Challenge
All of the data below should be written out exactly.

Supplied data
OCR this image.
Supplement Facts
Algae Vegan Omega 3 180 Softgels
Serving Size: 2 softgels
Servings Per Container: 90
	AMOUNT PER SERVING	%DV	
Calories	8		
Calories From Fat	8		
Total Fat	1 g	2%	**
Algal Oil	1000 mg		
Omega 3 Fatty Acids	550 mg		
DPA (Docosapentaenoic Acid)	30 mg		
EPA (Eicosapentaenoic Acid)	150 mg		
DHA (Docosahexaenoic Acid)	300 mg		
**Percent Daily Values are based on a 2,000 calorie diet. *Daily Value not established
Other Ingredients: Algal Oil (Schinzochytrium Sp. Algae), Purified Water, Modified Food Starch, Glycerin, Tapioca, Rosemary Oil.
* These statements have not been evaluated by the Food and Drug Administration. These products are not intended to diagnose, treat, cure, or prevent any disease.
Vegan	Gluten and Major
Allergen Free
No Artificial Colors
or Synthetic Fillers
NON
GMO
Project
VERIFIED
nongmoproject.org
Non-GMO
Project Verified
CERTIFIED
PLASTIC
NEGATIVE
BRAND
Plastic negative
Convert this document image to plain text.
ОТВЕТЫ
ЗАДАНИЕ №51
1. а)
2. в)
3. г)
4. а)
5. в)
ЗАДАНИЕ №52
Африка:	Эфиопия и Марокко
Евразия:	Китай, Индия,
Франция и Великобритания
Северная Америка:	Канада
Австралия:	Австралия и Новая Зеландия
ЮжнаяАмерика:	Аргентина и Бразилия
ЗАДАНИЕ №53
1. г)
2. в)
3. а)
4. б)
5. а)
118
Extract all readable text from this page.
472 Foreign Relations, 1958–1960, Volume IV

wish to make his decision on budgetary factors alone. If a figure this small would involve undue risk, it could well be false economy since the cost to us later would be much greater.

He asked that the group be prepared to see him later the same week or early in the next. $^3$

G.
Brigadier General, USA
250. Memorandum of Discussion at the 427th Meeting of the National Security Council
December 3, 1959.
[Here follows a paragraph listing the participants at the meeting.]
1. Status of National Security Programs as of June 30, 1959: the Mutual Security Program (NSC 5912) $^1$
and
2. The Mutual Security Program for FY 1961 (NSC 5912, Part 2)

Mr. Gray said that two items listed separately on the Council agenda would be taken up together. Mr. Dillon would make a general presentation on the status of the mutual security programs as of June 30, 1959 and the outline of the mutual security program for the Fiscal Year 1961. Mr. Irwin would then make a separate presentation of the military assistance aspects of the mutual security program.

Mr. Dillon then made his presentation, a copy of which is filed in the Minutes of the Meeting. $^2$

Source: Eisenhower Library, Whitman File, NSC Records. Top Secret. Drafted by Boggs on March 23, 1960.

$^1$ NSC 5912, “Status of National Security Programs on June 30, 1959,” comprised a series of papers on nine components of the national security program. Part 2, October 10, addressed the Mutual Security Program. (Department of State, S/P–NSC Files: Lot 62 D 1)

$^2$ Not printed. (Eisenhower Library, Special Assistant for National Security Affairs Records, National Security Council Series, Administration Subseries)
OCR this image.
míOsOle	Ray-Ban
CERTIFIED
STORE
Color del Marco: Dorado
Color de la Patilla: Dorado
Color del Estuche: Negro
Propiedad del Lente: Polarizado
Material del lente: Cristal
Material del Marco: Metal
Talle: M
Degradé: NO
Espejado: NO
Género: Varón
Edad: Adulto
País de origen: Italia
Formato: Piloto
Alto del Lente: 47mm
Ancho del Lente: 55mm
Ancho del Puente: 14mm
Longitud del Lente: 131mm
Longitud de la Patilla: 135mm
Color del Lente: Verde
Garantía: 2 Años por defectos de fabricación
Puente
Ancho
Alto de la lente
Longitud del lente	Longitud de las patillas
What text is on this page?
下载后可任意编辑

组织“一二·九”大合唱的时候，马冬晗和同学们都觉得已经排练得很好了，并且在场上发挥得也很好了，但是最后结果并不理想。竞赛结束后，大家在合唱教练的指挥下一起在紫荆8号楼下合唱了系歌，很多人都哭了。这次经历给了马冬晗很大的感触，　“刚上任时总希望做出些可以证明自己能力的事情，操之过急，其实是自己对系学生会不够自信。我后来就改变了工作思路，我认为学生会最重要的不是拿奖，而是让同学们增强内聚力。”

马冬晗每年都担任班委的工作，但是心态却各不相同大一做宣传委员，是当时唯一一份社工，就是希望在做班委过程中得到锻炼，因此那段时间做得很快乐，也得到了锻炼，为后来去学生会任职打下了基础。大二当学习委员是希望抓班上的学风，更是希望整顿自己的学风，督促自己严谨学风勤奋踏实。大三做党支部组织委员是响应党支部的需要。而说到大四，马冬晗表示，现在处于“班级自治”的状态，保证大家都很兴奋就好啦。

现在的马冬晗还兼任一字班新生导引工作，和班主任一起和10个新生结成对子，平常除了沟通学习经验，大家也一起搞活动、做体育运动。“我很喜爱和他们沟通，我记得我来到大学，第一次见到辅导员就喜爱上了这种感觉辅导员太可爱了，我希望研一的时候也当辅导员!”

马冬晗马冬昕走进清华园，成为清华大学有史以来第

Written response
OCR this image.
Supplement Facts
Algae Vegan Omega 3 180 Softgels
Serving Size: 2 softgels
Servings Per Container: 90
	AMOUNT PER SERVING	%DV	
Calories	8		
Calories From Fat	8		
Total Fat	1 g	2%	**
Algal Oil	1000 mg		
Omega 3 Fatty Acids	550 mg		
DPA (Docosapentaenoic Acid)	30 mg		
EPA (Eicosapentaenoic Acid)	150 mg		
DHA (Docosahexaenoic Acid)	300 mg		
**Percent Daily Values are based on a 2,000 calorie diet. *Daily Value not established
Other Ingredients: Algal Oil (Schinzochytrium Sp. Algae), Purified Water, Modified Food Starch, Glycerin, Tapioca, Rosemary Oil.
* These statements have not been evaluated by the Food and Drug Administration. These products are not intended to diagnose, treat, cure, or prevent any disease.
Vegan	Gluten and Major
Allergen Free
No Artificial Colors
or Synthetic Fillers
NON
GMO
Project
VERIFIED
nongmoproject.org
Non-GMO
Project Verified
CERTIFIED
PLASTIC
NEGATIVE
BRAND
Plastic negative
Convert this document image to plain text.
ОТВЕТЫ
ЗАДАНИЕ №51
1. а)
2. в)
3. г)
4. а)
5. в)
ЗАДАНИЕ №52
Африка:	Эфиопия и Марокко
Евразия:	Китай, Индия,
Франция и Великобритания
Северная Америка:	Канада
Австралия:	Австралия и Новая Зеландия
ЮжнаяАмерика:	Аргентина и Бразилия
ЗАДАНИЕ №53
1. г)
2. в)
3. а)
4. б)
5. а)
118
Extract all readable text from this page.
472 Foreign Relations, 1958–1960, Volume IV

wish to make his decision on budgetary factors alone. If a figure this small would involve undue risk, it could well be false economy since the cost to us later would be much greater.

He asked that the group be prepared to see him later the same week or early in the next. $^3$

G.
Brigadier General, USA
250. Memorandum of Discussion at the 427th Meeting of the National Security Council
December 3, 1959.
[Here follows a paragraph listing the participants at the meeting.]
1. Status of National Security Programs as of June 30, 1959: the Mutual Security Program (NSC 5912) $^1$
and
2. The Mutual Security Program for FY 1961 (NSC 5912, Part 2)

Mr. Gray said that two items listed separately on the Council agenda would be taken up together. Mr. Dillon would make a general presentation on the status of the mutual security programs as of June 30, 1959 and the outline of the mutual security program for the Fiscal Year 1961. Mr. Irwin would then make a separate presentation of the military assistance aspects of the mutual security program.

Mr. Dillon then made his presentation, a copy of which is filed in the Minutes of the Meeting. $^2$

Source: Eisenhower Library, Whitman File, NSC Records. Top Secret. Drafted by Boggs on March 23, 1960.

$^1$ NSC 5912, “Status of National Security Programs on June 30, 1959,” comprised a series of papers on nine components of the national security program. Part 2, October 10, addressed the Mutual Security Program. (Department of State, S/P–NSC Files: Lot 62 D 1)

$^2$ Not printed. (Eisenhower Library, Special Assistant for National Security Affairs Records, National Security Council Series, Administration Subseries)
OCR this image.
míOsOle	Ray-Ban
CERTIFIED
STORE
Color del Marco: Dorado
Color de la Patilla: Dorado
Color del Estuche: Negro
Propiedad del Lente: Polarizado
Material del lente: Cristal
Material del Marco: Metal
Talle: M
Degradé: NO
Espejado: NO
Género: Varón
Edad: Adulto
País de origen: Italia
Formato: Piloto
Alto del Lente: 47mm
Ancho del Lente: 55mm
Ancho del Puente: 14mm
Longitud del Lente: 131mm
Longitud de la Patilla: 135mm
Color del Lente: Verde
Garantía: 2 Años por defectos de fabricación
Puente
Ancho
Alto de la lente
Longitud del lente	Longitud de las patillas
What text is on this page?
下载后可任意编辑

组织“一二·九”大合唱的时候，马冬晗和同学们都觉得已经排练得很好了，并且在场上发挥得也很好了，但是最后结果并不理想。竞赛结束后，大家在合唱教练的指挥下一起在紫荆8号楼下合唱了系歌，很多人都哭了。这次经历给了马冬晗很大的感触，　“刚上任时总希望做出些可以证明自己能力的事情，操之过急，其实是自己对系学生会不够自信。我后来就改变了工作思路，我认为学生会最重要的不是拿奖，而是让同学们增强内聚力。”

马冬晗每年都担任班委的工作，但是心态却各不相同大一做宣传委员，是当时唯一一份社工，就是希望在做班委过程中得到锻炼，因此那段时间做得很快乐，也得到了锻炼，为后来去学生会任职打下了基础。大二当学习委员是希望抓班上的学风，更是希望整顿自己的学风，督促自己严谨学风勤奋踏实。大三做党支部组织委员是响应党支部的需要。而说到大四，马冬晗表示，现在处于“班级自治”的状态，保证大家都很兴奋就好啦。

现在的马冬晗还兼任一字班新生导引工作，和班主任一起和10个新生结成对子，平常除了沟通学习经验，大家也一起搞活动、做体育运动。“我很喜爱和他们沟通，我记得我来到大学，第一次见到辅导员就喜爱上了这种感觉辅导员太可爱了，我希望研一的时候也当辅导员!”

马冬晗马冬昕走进清华园，成为清华大学有史以来第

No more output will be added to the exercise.